## Data provided
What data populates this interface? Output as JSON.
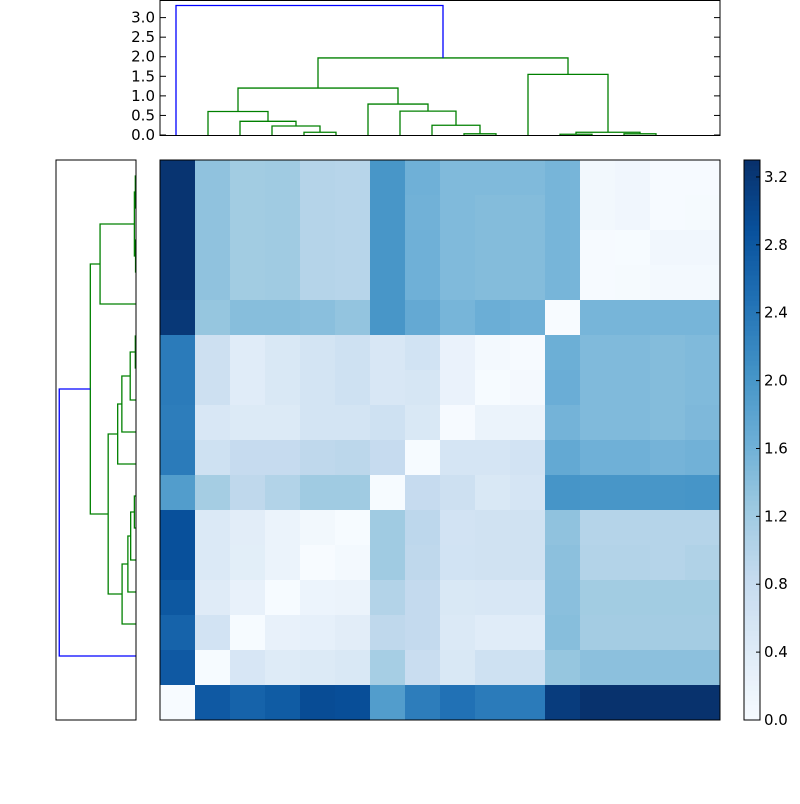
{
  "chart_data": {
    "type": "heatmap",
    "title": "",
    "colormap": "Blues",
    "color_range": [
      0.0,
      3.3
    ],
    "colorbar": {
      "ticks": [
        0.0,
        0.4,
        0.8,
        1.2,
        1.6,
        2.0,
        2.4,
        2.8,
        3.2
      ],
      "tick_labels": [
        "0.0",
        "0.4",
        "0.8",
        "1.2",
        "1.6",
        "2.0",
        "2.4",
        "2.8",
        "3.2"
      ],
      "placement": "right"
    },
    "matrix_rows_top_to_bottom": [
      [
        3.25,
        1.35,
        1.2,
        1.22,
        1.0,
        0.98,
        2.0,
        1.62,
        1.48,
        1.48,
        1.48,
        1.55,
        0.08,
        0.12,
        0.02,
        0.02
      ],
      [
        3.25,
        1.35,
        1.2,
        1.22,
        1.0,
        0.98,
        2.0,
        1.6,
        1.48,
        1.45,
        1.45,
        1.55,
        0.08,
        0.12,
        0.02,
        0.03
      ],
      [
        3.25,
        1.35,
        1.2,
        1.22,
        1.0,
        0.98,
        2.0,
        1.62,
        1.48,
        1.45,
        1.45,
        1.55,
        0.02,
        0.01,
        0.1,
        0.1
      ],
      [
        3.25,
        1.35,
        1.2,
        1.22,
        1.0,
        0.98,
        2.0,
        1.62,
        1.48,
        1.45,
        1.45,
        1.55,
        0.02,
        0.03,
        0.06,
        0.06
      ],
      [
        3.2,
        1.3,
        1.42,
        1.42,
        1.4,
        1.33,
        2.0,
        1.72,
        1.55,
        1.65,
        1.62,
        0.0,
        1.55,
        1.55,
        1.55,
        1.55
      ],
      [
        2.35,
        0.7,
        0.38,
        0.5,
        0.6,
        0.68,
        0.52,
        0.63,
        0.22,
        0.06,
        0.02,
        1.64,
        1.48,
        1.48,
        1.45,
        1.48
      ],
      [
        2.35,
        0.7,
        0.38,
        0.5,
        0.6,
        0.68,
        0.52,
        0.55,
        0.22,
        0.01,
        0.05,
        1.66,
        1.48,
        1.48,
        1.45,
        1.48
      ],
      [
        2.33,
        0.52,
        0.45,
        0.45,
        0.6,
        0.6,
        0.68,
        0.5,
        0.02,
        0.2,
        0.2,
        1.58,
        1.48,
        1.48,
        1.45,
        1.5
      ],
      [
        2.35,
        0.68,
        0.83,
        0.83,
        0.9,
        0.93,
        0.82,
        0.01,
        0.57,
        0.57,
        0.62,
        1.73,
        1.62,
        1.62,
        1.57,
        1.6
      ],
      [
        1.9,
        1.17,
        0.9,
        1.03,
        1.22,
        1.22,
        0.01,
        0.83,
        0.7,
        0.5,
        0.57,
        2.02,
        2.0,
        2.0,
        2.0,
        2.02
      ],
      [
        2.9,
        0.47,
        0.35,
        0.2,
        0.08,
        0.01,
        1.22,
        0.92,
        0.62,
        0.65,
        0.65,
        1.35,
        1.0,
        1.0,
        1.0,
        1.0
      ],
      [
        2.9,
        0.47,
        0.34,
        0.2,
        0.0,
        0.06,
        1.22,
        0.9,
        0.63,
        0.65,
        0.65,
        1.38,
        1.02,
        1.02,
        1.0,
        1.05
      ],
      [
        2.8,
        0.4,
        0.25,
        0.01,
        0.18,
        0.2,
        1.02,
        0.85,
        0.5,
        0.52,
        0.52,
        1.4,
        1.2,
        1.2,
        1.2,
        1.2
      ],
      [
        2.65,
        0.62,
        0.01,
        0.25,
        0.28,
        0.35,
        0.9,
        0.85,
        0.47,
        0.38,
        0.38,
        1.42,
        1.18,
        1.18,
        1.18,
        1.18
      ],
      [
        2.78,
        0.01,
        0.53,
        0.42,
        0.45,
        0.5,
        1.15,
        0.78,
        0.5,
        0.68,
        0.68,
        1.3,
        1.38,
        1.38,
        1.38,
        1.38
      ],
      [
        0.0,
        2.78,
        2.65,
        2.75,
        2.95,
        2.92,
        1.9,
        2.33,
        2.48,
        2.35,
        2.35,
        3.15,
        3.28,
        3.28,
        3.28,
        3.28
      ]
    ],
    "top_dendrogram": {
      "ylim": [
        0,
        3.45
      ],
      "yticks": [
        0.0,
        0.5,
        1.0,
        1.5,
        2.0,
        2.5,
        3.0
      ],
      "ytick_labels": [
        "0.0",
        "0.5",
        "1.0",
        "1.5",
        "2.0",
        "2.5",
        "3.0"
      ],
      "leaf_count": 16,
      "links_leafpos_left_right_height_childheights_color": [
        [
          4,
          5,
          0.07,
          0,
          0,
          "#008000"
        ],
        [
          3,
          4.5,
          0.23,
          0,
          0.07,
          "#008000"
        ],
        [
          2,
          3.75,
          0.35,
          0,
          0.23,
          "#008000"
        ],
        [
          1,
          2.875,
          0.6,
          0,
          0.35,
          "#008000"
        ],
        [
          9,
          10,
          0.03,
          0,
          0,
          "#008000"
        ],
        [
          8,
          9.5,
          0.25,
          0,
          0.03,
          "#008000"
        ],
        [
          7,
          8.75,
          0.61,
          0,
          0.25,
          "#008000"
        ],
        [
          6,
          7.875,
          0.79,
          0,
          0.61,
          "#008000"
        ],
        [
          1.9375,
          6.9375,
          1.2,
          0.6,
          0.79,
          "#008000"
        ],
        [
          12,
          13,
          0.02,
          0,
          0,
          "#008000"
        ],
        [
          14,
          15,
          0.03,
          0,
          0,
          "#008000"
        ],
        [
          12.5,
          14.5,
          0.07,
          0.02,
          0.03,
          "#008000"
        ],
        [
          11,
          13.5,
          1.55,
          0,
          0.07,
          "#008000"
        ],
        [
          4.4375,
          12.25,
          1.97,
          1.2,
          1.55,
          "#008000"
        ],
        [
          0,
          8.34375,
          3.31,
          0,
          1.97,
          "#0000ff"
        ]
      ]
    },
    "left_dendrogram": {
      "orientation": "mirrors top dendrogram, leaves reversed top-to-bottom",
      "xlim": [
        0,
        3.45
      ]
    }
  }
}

## Description of the task
From the records given above, reproduce all text exactly and exclude each picture.

## The output
What data populates this interface? Output as JSON.
{
  "chart_data": {
    "type": "heatmap",
    "title": "",
    "colormap": "Blues",
    "color_range": [
      0.0,
      3.3
    ],
    "colorbar": {
      "ticks": [
        0.0,
        0.4,
        0.8,
        1.2,
        1.6,
        2.0,
        2.4,
        2.8,
        3.2
      ],
      "tick_labels": [
        "0.0",
        "0.4",
        "0.8",
        "1.2",
        "1.6",
        "2.0",
        "2.4",
        "2.8",
        "3.2"
      ],
      "placement": "right"
    },
    "matrix_rows_top_to_bottom": [
      [
        3.25,
        1.35,
        1.2,
        1.22,
        1.0,
        0.98,
        2.0,
        1.62,
        1.48,
        1.48,
        1.48,
        1.55,
        0.08,
        0.12,
        0.02,
        0.02
      ],
      [
        3.25,
        1.35,
        1.2,
        1.22,
        1.0,
        0.98,
        2.0,
        1.6,
        1.48,
        1.45,
        1.45,
        1.55,
        0.08,
        0.12,
        0.02,
        0.03
      ],
      [
        3.25,
        1.35,
        1.2,
        1.22,
        1.0,
        0.98,
        2.0,
        1.62,
        1.48,
        1.45,
        1.45,
        1.55,
        0.02,
        0.01,
        0.1,
        0.1
      ],
      [
        3.25,
        1.35,
        1.2,
        1.22,
        1.0,
        0.98,
        2.0,
        1.62,
        1.48,
        1.45,
        1.45,
        1.55,
        0.02,
        0.03,
        0.06,
        0.06
      ],
      [
        3.2,
        1.3,
        1.42,
        1.42,
        1.4,
        1.33,
        2.0,
        1.72,
        1.55,
        1.65,
        1.62,
        0.0,
        1.55,
        1.55,
        1.55,
        1.55
      ],
      [
        2.35,
        0.7,
        0.38,
        0.5,
        0.6,
        0.68,
        0.52,
        0.63,
        0.22,
        0.06,
        0.02,
        1.64,
        1.48,
        1.48,
        1.45,
        1.48
      ],
      [
        2.35,
        0.7,
        0.38,
        0.5,
        0.6,
        0.68,
        0.52,
        0.55,
        0.22,
        0.01,
        0.05,
        1.66,
        1.48,
        1.48,
        1.45,
        1.48
      ],
      [
        2.33,
        0.52,
        0.45,
        0.45,
        0.6,
        0.6,
        0.68,
        0.5,
        0.02,
        0.2,
        0.2,
        1.58,
        1.48,
        1.48,
        1.45,
        1.5
      ],
      [
        2.35,
        0.68,
        0.83,
        0.83,
        0.9,
        0.93,
        0.82,
        0.01,
        0.57,
        0.57,
        0.62,
        1.73,
        1.62,
        1.62,
        1.57,
        1.6
      ],
      [
        1.9,
        1.17,
        0.9,
        1.03,
        1.22,
        1.22,
        0.01,
        0.83,
        0.7,
        0.5,
        0.57,
        2.02,
        2.0,
        2.0,
        2.0,
        2.02
      ],
      [
        2.9,
        0.47,
        0.35,
        0.2,
        0.08,
        0.01,
        1.22,
        0.92,
        0.62,
        0.65,
        0.65,
        1.35,
        1.0,
        1.0,
        1.0,
        1.0
      ],
      [
        2.9,
        0.47,
        0.34,
        0.2,
        0.0,
        0.06,
        1.22,
        0.9,
        0.63,
        0.65,
        0.65,
        1.38,
        1.02,
        1.02,
        1.0,
        1.05
      ],
      [
        2.8,
        0.4,
        0.25,
        0.01,
        0.18,
        0.2,
        1.02,
        0.85,
        0.5,
        0.52,
        0.52,
        1.4,
        1.2,
        1.2,
        1.2,
        1.2
      ],
      [
        2.65,
        0.62,
        0.01,
        0.25,
        0.28,
        0.35,
        0.9,
        0.85,
        0.47,
        0.38,
        0.38,
        1.42,
        1.18,
        1.18,
        1.18,
        1.18
      ],
      [
        2.78,
        0.01,
        0.53,
        0.42,
        0.45,
        0.5,
        1.15,
        0.78,
        0.5,
        0.68,
        0.68,
        1.3,
        1.38,
        1.38,
        1.38,
        1.38
      ],
      [
        0.0,
        2.78,
        2.65,
        2.75,
        2.95,
        2.92,
        1.9,
        2.33,
        2.48,
        2.35,
        2.35,
        3.15,
        3.28,
        3.28,
        3.28,
        3.28
      ]
    ],
    "top_dendrogram": {
      "ylim": [
        0,
        3.45
      ],
      "yticks": [
        0.0,
        0.5,
        1.0,
        1.5,
        2.0,
        2.5,
        3.0
      ],
      "ytick_labels": [
        "0.0",
        "0.5",
        "1.0",
        "1.5",
        "2.0",
        "2.5",
        "3.0"
      ],
      "leaf_count": 16,
      "links_leafpos_left_right_height_childheights_color": [
        [
          4,
          5,
          0.07,
          0,
          0,
          "#008000"
        ],
        [
          3,
          4.5,
          0.23,
          0,
          0.07,
          "#008000"
        ],
        [
          2,
          3.75,
          0.35,
          0,
          0.23,
          "#008000"
        ],
        [
          1,
          2.875,
          0.6,
          0,
          0.35,
          "#008000"
        ],
        [
          9,
          10,
          0.03,
          0,
          0,
          "#008000"
        ],
        [
          8,
          9.5,
          0.25,
          0,
          0.03,
          "#008000"
        ],
        [
          7,
          8.75,
          0.61,
          0,
          0.25,
          "#008000"
        ],
        [
          6,
          7.875,
          0.79,
          0,
          0.61,
          "#008000"
        ],
        [
          1.9375,
          6.9375,
          1.2,
          0.6,
          0.79,
          "#008000"
        ],
        [
          12,
          13,
          0.02,
          0,
          0,
          "#008000"
        ],
        [
          14,
          15,
          0.03,
          0,
          0,
          "#008000"
        ],
        [
          12.5,
          14.5,
          0.07,
          0.02,
          0.03,
          "#008000"
        ],
        [
          11,
          13.5,
          1.55,
          0,
          0.07,
          "#008000"
        ],
        [
          4.4375,
          12.25,
          1.97,
          1.2,
          1.55,
          "#008000"
        ],
        [
          0,
          8.34375,
          3.31,
          0,
          1.97,
          "#0000ff"
        ]
      ]
    },
    "left_dendrogram": {
      "orientation": "mirrors top dendrogram, leaves reversed top-to-bottom",
      "xlim": [
        0,
        3.45
      ]
    }
  }
}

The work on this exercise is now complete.